Report only the number of lines in this material that include the string "parameters".

-- MATERIAL SUPPLIED start --

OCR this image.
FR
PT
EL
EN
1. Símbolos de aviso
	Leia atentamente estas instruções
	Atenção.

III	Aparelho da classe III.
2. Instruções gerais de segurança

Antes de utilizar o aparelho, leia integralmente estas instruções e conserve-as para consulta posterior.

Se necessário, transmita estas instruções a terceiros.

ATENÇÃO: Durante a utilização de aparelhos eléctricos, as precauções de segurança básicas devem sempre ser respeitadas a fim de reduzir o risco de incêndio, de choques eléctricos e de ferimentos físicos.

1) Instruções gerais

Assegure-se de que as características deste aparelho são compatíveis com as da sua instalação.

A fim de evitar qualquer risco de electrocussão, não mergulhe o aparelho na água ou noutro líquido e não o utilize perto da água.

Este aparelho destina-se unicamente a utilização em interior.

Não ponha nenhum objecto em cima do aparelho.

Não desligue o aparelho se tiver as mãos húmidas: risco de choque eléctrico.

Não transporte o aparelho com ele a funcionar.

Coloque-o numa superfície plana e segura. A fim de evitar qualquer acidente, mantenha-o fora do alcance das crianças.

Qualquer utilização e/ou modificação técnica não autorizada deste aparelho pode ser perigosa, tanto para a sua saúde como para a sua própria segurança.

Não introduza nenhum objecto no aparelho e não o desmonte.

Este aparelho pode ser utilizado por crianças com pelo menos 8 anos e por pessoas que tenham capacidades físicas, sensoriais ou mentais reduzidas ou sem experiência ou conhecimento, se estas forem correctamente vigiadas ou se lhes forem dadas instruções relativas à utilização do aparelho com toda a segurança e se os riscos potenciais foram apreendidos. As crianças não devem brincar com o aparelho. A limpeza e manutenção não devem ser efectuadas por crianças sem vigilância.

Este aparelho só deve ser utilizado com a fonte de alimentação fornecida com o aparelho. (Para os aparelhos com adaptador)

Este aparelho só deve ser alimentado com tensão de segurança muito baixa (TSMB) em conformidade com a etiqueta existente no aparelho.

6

-- MATERIAL SUPPLIED end --
-- MATERIAL SUPPLIED start --

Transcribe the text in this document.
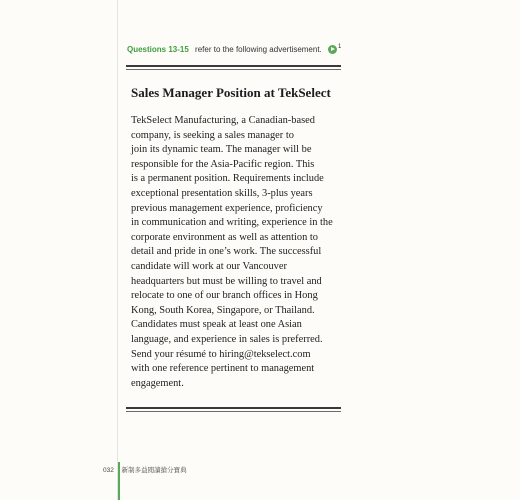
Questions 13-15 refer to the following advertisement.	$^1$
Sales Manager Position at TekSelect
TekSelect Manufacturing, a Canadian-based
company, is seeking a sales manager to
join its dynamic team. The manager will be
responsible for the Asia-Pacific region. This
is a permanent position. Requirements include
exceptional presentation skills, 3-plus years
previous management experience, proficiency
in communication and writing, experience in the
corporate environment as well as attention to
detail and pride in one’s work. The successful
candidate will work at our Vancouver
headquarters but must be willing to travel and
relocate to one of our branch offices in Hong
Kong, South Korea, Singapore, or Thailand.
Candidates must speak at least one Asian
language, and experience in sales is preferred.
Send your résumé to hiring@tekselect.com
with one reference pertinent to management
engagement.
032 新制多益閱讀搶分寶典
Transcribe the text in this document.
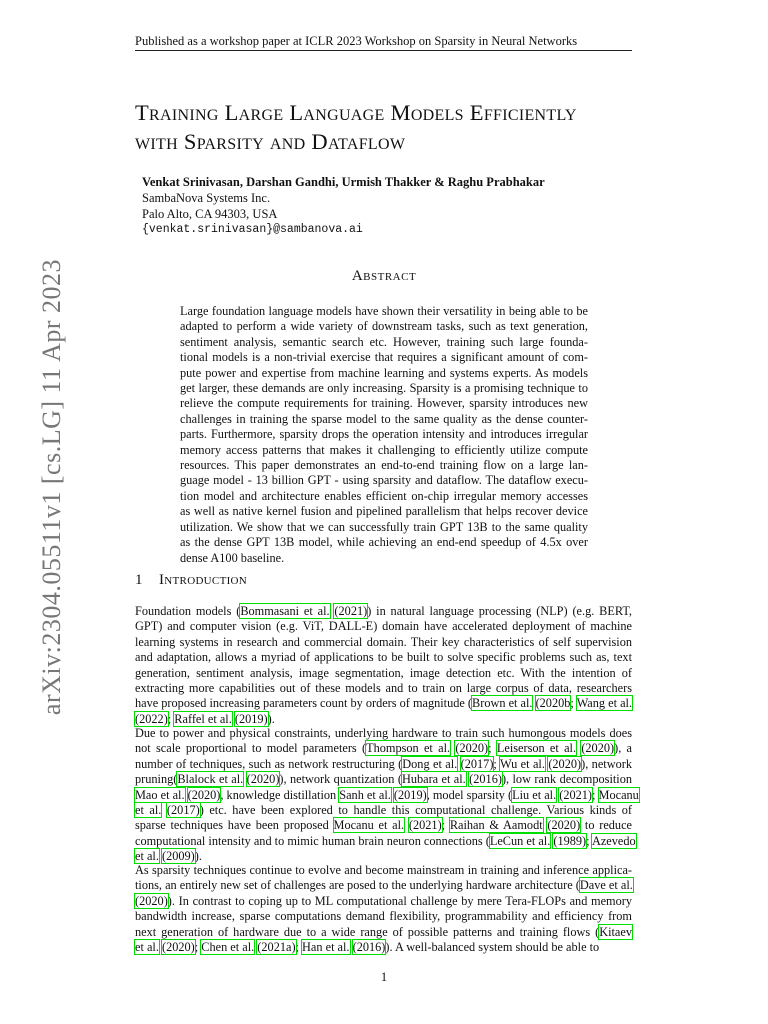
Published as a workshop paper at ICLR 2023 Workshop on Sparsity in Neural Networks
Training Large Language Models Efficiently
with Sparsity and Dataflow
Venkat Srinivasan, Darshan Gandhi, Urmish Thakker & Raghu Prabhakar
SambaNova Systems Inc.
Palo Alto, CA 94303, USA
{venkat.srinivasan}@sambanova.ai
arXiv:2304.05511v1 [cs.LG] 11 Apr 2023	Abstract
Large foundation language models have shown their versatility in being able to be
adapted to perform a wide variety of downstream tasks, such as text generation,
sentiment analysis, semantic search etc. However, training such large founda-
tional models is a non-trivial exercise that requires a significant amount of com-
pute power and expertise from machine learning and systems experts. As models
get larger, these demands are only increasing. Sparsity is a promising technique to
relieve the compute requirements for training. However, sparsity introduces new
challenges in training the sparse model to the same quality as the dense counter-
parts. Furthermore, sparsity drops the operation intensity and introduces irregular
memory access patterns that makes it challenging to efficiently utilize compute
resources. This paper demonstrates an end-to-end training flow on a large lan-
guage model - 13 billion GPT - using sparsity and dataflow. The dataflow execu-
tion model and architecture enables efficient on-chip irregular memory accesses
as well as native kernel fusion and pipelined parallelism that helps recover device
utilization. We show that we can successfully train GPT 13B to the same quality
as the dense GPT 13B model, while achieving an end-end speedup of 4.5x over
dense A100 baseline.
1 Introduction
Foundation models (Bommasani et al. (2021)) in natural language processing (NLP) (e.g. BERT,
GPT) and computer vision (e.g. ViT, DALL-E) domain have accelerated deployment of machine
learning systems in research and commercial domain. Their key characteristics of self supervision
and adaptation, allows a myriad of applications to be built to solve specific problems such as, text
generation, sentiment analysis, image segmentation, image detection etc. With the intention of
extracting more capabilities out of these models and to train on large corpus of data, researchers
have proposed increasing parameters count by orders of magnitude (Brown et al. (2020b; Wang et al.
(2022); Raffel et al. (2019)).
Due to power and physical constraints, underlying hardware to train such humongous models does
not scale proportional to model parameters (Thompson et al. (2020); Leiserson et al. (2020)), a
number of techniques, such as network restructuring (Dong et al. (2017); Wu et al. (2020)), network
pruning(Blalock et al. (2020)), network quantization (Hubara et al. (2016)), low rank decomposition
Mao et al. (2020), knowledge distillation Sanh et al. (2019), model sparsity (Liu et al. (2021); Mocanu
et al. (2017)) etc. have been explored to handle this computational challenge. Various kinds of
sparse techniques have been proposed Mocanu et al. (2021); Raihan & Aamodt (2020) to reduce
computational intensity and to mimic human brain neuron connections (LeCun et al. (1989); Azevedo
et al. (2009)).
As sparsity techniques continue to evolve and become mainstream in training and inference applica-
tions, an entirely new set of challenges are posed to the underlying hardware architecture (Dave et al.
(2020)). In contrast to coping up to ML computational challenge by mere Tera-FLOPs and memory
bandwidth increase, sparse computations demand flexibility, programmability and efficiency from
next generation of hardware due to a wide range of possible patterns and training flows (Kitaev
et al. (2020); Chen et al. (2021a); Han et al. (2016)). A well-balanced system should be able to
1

-- MATERIAL SUPPLIED end --

_SOLUTION TO THE PROBLEM_. 2